/---

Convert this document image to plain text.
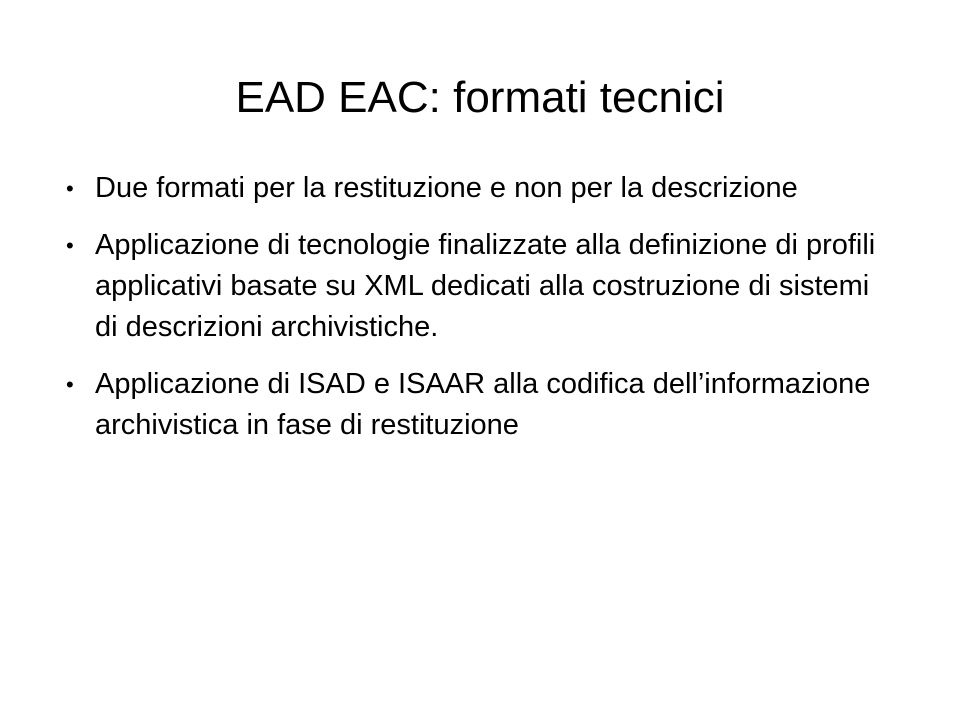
EAD EAC: formati tecnici
• Due formati per la restituzione e non per la descrizione
• Applicazione di tecnologie finalizzate alla definizione di profili applicativi basate su XML dedicati alla costruzione di sistemi di descrizioni archivistiche.
• Applicazione di ISAD e ISAAR alla codifica dell’informazione archivistica in fase di restituzione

\---

• **TASK PROMPT**: Except for the pictures, reproduce every line exactly.

• **RESPONSE BELOW**:
Convert this document image to plain text.
EAD EAC: formati tecnici
• Due formati per la restituzione e non per la descrizione
• Applicazione di tecnologie finalizzate alla definizione di profili applicativi basate su XML dedicati alla costruzione di sistemi di descrizioni archivistiche.
• Applicazione di ISAD e ISAAR alla codifica dell’informazione archivistica in fase di restituzione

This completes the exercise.